(Data records)
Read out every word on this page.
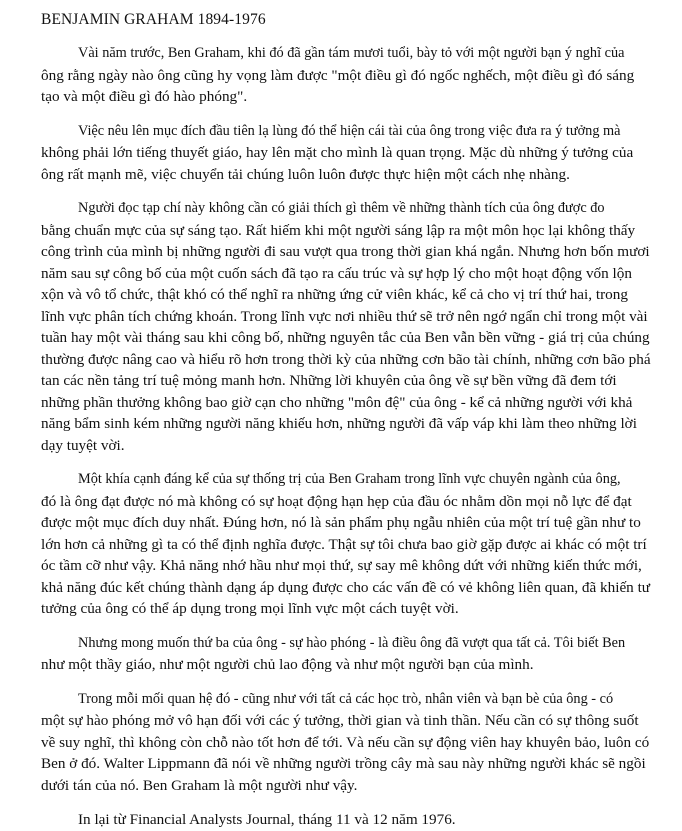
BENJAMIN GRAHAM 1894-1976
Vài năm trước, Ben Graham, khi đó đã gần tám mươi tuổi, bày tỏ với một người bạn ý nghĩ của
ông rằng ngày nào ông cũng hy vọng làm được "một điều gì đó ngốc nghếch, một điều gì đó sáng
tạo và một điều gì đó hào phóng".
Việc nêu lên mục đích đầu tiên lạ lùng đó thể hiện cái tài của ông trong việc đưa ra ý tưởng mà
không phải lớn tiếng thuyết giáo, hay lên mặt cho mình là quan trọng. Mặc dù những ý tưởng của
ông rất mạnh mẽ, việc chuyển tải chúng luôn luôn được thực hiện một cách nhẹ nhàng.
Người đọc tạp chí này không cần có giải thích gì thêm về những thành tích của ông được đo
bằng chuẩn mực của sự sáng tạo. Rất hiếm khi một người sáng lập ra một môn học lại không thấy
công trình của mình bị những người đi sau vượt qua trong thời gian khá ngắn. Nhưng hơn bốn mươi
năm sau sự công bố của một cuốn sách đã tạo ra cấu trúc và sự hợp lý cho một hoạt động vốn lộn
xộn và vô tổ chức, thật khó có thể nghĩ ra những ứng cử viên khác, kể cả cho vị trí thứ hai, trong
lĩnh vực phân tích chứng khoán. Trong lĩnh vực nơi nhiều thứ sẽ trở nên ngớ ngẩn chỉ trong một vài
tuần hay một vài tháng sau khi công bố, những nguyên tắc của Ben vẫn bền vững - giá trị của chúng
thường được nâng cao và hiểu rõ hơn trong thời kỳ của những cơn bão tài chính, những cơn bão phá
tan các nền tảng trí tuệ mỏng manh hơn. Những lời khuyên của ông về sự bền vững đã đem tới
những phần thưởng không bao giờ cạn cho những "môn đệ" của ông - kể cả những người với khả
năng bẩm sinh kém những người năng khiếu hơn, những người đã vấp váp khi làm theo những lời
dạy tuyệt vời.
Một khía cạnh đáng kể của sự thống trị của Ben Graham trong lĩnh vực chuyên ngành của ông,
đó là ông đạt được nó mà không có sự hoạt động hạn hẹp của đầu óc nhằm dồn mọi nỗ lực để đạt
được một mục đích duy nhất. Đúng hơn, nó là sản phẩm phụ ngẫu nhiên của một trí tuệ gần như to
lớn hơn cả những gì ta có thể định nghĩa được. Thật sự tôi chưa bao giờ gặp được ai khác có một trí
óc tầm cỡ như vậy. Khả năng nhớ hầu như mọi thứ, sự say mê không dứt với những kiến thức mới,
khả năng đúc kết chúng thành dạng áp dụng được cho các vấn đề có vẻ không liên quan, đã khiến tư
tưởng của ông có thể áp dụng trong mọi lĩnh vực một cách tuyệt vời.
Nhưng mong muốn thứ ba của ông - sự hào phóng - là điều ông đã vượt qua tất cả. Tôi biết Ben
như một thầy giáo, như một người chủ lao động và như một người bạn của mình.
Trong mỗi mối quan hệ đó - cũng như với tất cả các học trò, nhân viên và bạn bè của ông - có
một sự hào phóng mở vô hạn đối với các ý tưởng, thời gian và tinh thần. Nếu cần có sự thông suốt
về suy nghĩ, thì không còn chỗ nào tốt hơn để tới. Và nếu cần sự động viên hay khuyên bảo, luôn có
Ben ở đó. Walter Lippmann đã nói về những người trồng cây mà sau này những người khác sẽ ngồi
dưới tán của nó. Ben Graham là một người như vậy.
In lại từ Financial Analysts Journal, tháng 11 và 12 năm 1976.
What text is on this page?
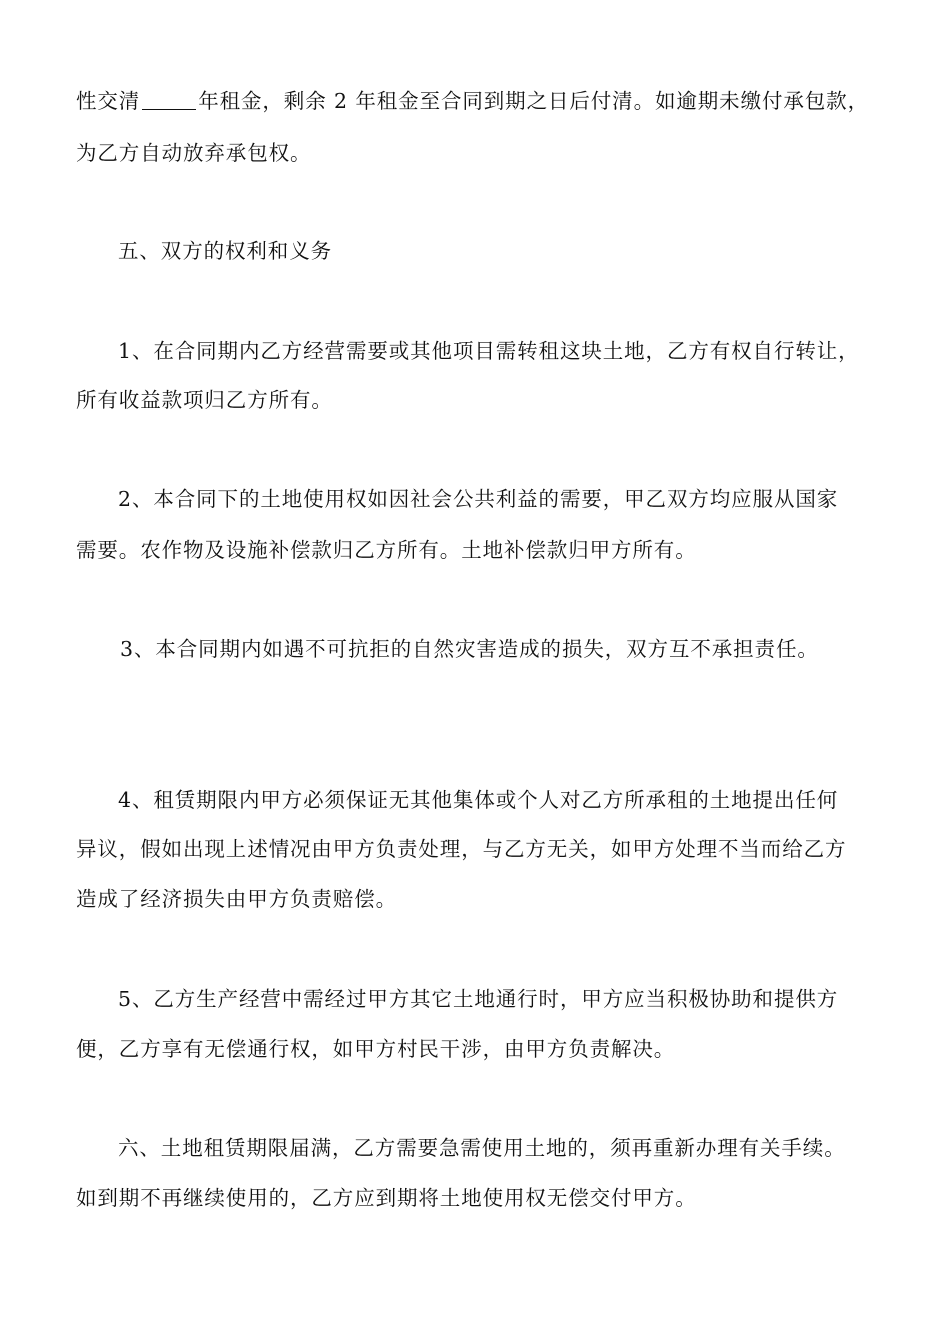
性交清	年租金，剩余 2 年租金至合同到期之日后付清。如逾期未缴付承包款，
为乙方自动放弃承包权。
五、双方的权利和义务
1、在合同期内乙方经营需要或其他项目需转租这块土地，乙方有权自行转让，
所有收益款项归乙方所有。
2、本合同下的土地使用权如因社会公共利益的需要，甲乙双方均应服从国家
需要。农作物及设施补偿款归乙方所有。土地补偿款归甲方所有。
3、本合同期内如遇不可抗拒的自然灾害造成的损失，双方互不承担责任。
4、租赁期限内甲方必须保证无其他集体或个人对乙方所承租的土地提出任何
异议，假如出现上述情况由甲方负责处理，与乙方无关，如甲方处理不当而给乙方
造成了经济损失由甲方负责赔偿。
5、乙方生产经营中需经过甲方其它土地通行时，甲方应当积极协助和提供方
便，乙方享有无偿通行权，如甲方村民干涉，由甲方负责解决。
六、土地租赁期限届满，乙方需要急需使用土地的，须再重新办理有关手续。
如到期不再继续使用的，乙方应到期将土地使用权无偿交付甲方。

## Direction
Repeat the material above word for word, please, apart from its images.

## Answer in full
Read out every word on this page.
BENJAMIN GRAHAM 1894-1976
Vài năm trước, Ben Graham, khi đó đã gần tám mươi tuổi, bày tỏ với một người bạn ý nghĩ của
ông rằng ngày nào ông cũng hy vọng làm được "một điều gì đó ngốc nghếch, một điều gì đó sáng
tạo và một điều gì đó hào phóng".
Việc nêu lên mục đích đầu tiên lạ lùng đó thể hiện cái tài của ông trong việc đưa ra ý tưởng mà
không phải lớn tiếng thuyết giáo, hay lên mặt cho mình là quan trọng. Mặc dù những ý tưởng của
ông rất mạnh mẽ, việc chuyển tải chúng luôn luôn được thực hiện một cách nhẹ nhàng.
Người đọc tạp chí này không cần có giải thích gì thêm về những thành tích của ông được đo
bằng chuẩn mực của sự sáng tạo. Rất hiếm khi một người sáng lập ra một môn học lại không thấy
công trình của mình bị những người đi sau vượt qua trong thời gian khá ngắn. Nhưng hơn bốn mươi
năm sau sự công bố của một cuốn sách đã tạo ra cấu trúc và sự hợp lý cho một hoạt động vốn lộn
xộn và vô tổ chức, thật khó có thể nghĩ ra những ứng cử viên khác, kể cả cho vị trí thứ hai, trong
lĩnh vực phân tích chứng khoán. Trong lĩnh vực nơi nhiều thứ sẽ trở nên ngớ ngẩn chỉ trong một vài
tuần hay một vài tháng sau khi công bố, những nguyên tắc của Ben vẫn bền vững - giá trị của chúng
thường được nâng cao và hiểu rõ hơn trong thời kỳ của những cơn bão tài chính, những cơn bão phá
tan các nền tảng trí tuệ mỏng manh hơn. Những lời khuyên của ông về sự bền vững đã đem tới
những phần thưởng không bao giờ cạn cho những "môn đệ" của ông - kể cả những người với khả
năng bẩm sinh kém những người năng khiếu hơn, những người đã vấp váp khi làm theo những lời
dạy tuyệt vời.
Một khía cạnh đáng kể của sự thống trị của Ben Graham trong lĩnh vực chuyên ngành của ông,
đó là ông đạt được nó mà không có sự hoạt động hạn hẹp của đầu óc nhằm dồn mọi nỗ lực để đạt
được một mục đích duy nhất. Đúng hơn, nó là sản phẩm phụ ngẫu nhiên của một trí tuệ gần như to
lớn hơn cả những gì ta có thể định nghĩa được. Thật sự tôi chưa bao giờ gặp được ai khác có một trí
óc tầm cỡ như vậy. Khả năng nhớ hầu như mọi thứ, sự say mê không dứt với những kiến thức mới,
khả năng đúc kết chúng thành dạng áp dụng được cho các vấn đề có vẻ không liên quan, đã khiến tư
tưởng của ông có thể áp dụng trong mọi lĩnh vực một cách tuyệt vời.
Nhưng mong muốn thứ ba của ông - sự hào phóng - là điều ông đã vượt qua tất cả. Tôi biết Ben
như một thầy giáo, như một người chủ lao động và như một người bạn của mình.
Trong mỗi mối quan hệ đó - cũng như với tất cả các học trò, nhân viên và bạn bè của ông - có
một sự hào phóng mở vô hạn đối với các ý tưởng, thời gian và tinh thần. Nếu cần có sự thông suốt
về suy nghĩ, thì không còn chỗ nào tốt hơn để tới. Và nếu cần sự động viên hay khuyên bảo, luôn có
Ben ở đó. Walter Lippmann đã nói về những người trồng cây mà sau này những người khác sẽ ngồi
dưới tán của nó. Ben Graham là một người như vậy.
In lại từ Financial Analysts Journal, tháng 11 và 12 năm 1976.
What text is on this page?
性交清	年租金，剩余 2 年租金至合同到期之日后付清。如逾期未缴付承包款，
为乙方自动放弃承包权。
五、双方的权利和义务
1、在合同期内乙方经营需要或其他项目需转租这块土地，乙方有权自行转让，
所有收益款项归乙方所有。
2、本合同下的土地使用权如因社会公共利益的需要，甲乙双方均应服从国家
需要。农作物及设施补偿款归乙方所有。土地补偿款归甲方所有。
3、本合同期内如遇不可抗拒的自然灾害造成的损失，双方互不承担责任。
4、租赁期限内甲方必须保证无其他集体或个人对乙方所承租的土地提出任何
异议，假如出现上述情况由甲方负责处理，与乙方无关，如甲方处理不当而给乙方
造成了经济损失由甲方负责赔偿。
5、乙方生产经营中需经过甲方其它土地通行时，甲方应当积极协助和提供方
便，乙方享有无偿通行权，如甲方村民干涉，由甲方负责解决。
六、土地租赁期限届满，乙方需要急需使用土地的，须再重新办理有关手续。
如到期不再继续使用的，乙方应到期将土地使用权无偿交付甲方。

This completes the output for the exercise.